### [Annotated element entries]
# # #
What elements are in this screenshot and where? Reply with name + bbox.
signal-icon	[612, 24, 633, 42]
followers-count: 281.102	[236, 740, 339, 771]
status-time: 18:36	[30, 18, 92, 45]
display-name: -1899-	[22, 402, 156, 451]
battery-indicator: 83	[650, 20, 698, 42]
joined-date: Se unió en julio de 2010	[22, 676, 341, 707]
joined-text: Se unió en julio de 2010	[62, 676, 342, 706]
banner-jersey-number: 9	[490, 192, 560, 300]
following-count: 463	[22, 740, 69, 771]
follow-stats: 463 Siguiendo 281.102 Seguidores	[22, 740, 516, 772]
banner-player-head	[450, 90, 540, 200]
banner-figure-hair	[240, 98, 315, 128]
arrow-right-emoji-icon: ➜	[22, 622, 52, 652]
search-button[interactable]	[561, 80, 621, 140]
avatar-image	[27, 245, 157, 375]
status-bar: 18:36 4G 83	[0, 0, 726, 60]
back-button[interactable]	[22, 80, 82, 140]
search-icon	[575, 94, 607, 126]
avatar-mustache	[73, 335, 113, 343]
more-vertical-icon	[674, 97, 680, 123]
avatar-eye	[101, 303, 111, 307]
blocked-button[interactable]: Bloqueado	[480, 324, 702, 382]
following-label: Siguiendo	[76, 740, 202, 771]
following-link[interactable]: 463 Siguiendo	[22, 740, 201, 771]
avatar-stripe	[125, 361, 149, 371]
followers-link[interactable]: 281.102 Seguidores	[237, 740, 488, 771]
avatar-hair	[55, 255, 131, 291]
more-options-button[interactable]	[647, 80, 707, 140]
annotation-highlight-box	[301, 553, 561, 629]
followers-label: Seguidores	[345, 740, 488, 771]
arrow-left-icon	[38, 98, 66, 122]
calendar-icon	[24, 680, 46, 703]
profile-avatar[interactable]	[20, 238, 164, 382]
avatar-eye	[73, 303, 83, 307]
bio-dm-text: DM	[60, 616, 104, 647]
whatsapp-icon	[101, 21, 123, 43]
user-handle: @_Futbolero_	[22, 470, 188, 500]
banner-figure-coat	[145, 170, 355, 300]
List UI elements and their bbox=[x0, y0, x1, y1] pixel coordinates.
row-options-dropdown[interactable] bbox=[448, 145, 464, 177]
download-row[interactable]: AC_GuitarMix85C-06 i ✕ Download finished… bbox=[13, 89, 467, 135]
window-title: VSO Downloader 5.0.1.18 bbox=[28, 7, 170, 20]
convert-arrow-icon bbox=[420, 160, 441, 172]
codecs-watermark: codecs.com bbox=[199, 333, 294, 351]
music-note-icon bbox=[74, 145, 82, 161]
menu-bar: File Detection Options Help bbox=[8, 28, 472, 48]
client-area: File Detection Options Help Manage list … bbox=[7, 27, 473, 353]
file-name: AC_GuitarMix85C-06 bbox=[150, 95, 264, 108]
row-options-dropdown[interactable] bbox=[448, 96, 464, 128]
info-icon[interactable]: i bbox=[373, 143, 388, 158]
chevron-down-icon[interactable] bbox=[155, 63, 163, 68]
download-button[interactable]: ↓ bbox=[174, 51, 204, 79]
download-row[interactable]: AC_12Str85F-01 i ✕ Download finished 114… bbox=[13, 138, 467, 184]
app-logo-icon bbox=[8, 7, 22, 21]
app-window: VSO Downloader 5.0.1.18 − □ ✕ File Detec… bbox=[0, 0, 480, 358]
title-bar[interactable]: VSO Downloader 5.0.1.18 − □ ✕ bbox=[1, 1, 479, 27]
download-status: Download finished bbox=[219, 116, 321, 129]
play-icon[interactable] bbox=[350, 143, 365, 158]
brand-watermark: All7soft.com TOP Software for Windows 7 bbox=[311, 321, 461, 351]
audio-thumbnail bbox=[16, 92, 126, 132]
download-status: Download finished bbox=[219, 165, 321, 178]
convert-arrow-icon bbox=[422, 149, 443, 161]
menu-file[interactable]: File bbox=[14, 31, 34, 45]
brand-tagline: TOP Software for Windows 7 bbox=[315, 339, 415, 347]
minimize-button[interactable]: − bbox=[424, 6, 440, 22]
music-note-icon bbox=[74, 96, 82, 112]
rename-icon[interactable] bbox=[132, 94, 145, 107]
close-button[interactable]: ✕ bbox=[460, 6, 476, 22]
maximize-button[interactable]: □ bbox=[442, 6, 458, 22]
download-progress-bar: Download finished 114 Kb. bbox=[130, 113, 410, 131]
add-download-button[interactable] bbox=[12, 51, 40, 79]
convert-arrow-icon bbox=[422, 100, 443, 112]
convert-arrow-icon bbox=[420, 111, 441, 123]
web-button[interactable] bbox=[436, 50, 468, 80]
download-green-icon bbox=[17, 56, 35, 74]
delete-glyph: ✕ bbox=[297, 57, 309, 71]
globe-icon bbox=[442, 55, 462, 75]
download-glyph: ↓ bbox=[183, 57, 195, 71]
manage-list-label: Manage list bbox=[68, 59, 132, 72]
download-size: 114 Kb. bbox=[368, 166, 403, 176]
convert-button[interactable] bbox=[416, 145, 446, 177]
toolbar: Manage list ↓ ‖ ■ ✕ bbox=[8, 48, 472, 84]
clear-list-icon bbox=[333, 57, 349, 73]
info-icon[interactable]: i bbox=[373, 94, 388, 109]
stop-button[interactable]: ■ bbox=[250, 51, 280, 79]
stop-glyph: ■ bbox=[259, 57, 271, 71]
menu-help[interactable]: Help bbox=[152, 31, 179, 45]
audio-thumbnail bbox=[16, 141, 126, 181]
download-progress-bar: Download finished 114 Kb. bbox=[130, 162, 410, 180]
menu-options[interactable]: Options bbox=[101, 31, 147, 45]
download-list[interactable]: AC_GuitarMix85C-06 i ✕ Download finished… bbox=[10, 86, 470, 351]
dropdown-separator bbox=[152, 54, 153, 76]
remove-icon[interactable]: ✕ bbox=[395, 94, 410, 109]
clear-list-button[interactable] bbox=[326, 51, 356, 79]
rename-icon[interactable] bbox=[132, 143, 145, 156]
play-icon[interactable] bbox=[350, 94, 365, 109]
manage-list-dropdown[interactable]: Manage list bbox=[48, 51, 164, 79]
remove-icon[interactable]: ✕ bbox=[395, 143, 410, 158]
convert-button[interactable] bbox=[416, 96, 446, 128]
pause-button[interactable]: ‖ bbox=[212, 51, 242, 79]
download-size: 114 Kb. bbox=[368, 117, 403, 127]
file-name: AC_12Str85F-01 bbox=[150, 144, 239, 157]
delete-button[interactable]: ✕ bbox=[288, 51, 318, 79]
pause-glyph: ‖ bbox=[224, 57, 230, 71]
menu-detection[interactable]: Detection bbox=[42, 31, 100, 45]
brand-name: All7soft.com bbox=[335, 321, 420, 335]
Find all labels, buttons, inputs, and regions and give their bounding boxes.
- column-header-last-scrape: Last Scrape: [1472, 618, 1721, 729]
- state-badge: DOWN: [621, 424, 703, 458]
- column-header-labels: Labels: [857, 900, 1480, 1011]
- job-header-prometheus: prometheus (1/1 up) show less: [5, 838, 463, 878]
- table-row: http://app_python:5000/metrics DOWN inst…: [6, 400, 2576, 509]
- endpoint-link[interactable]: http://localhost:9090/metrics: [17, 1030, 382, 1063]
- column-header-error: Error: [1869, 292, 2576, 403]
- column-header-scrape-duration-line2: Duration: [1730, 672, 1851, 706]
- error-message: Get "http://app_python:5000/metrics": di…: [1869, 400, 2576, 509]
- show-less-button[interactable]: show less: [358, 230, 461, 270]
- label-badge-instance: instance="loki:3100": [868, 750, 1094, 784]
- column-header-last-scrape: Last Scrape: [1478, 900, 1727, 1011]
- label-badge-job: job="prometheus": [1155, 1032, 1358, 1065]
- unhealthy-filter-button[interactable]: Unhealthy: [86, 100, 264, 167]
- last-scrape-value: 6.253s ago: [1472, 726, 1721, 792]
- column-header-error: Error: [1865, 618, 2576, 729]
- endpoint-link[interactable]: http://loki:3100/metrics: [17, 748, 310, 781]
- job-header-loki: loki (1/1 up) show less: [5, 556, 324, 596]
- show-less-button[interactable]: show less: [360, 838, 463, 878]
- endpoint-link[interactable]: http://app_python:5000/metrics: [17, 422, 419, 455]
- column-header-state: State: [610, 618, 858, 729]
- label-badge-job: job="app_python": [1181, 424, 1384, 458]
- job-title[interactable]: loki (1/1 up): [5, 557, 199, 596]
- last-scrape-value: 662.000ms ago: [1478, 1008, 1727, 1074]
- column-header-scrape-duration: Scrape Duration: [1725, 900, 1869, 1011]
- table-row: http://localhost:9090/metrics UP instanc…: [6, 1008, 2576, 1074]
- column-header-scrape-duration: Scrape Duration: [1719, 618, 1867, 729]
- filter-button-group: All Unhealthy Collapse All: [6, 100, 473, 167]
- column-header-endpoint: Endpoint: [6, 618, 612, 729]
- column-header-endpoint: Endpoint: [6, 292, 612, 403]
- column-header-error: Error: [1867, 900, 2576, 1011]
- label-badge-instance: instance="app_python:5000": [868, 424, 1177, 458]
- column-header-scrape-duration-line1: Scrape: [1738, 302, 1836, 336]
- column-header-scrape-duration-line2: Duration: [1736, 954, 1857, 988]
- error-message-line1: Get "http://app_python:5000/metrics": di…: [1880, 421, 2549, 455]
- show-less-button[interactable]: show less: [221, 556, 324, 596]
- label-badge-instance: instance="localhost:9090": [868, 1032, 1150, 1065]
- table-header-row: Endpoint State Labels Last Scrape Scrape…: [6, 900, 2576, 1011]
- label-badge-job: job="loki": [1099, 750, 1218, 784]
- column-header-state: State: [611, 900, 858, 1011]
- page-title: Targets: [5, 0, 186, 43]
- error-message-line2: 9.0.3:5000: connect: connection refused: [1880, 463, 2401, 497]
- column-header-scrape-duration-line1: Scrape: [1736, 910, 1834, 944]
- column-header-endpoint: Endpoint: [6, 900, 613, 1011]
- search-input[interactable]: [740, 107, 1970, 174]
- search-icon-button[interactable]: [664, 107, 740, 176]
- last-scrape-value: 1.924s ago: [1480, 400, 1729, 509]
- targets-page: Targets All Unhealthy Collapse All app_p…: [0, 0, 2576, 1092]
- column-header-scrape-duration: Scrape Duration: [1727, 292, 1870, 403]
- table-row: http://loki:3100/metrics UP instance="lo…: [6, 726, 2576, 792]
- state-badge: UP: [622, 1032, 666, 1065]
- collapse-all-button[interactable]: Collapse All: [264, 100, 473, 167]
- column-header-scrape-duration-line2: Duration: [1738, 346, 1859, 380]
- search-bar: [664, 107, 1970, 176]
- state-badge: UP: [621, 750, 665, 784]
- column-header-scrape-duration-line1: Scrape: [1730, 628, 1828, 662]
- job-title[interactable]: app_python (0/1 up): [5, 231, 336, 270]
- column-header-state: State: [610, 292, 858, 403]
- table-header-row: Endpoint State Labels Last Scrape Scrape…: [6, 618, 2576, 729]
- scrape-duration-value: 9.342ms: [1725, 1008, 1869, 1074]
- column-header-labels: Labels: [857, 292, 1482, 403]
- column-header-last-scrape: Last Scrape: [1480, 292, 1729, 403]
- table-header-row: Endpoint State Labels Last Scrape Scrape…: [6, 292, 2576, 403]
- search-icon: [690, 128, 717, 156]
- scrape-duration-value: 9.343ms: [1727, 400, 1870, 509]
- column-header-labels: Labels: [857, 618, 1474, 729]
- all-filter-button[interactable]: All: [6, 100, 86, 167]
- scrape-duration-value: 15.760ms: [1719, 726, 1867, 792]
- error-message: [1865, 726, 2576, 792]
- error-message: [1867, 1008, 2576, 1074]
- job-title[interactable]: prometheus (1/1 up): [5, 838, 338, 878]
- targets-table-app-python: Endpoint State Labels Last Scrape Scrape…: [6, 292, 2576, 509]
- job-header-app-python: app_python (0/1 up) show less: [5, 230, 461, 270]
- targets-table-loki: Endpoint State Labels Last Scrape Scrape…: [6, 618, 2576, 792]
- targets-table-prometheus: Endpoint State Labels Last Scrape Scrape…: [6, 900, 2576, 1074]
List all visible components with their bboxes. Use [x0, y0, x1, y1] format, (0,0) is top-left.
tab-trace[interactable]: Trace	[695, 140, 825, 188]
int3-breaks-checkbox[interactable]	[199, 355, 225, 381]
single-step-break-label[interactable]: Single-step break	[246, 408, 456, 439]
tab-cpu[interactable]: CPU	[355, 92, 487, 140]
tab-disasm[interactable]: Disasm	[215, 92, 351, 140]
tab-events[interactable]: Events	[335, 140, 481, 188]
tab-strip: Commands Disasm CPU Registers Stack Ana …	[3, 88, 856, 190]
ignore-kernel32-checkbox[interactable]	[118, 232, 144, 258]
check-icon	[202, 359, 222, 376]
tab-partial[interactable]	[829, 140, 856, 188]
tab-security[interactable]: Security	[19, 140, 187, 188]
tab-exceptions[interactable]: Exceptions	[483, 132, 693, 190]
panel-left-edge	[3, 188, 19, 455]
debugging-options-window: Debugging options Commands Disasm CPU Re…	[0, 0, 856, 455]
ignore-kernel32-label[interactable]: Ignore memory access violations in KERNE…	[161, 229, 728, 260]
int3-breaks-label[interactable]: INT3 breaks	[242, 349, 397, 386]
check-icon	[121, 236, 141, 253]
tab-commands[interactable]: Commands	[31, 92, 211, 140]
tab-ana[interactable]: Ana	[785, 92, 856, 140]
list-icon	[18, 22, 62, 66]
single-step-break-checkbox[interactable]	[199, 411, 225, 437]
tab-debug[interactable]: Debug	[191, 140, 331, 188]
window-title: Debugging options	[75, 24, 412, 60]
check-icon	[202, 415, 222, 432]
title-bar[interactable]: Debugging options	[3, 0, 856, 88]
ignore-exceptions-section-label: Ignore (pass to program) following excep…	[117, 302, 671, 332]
# # #
Rewrite the stretch from the start of the records through the line containing "622, 52, 652]", replacing "banner-jersey-number" with "banner-shirt-number" and leaving everything else unchanged.

### [Solution]
What elements are in this screenshot and where? Reply with name + bbox.
signal-icon	[612, 24, 633, 42]
followers-count: 281.102	[236, 740, 339, 771]
status-time: 18:36	[30, 18, 92, 45]
display-name: -1899-	[22, 402, 156, 451]
battery-indicator: 83	[650, 20, 698, 42]
joined-date: Se unió en julio de 2010	[22, 676, 341, 707]
joined-text: Se unió en julio de 2010	[62, 676, 342, 706]
banner-shirt-number: 9	[490, 192, 560, 300]
following-count: 463	[22, 740, 69, 771]
follow-stats: 463 Siguiendo 281.102 Seguidores	[22, 740, 516, 772]
banner-player-head	[450, 90, 540, 200]
banner-figure-hair	[240, 98, 315, 128]
arrow-right-emoji-icon: ➜	[22, 622, 52, 652]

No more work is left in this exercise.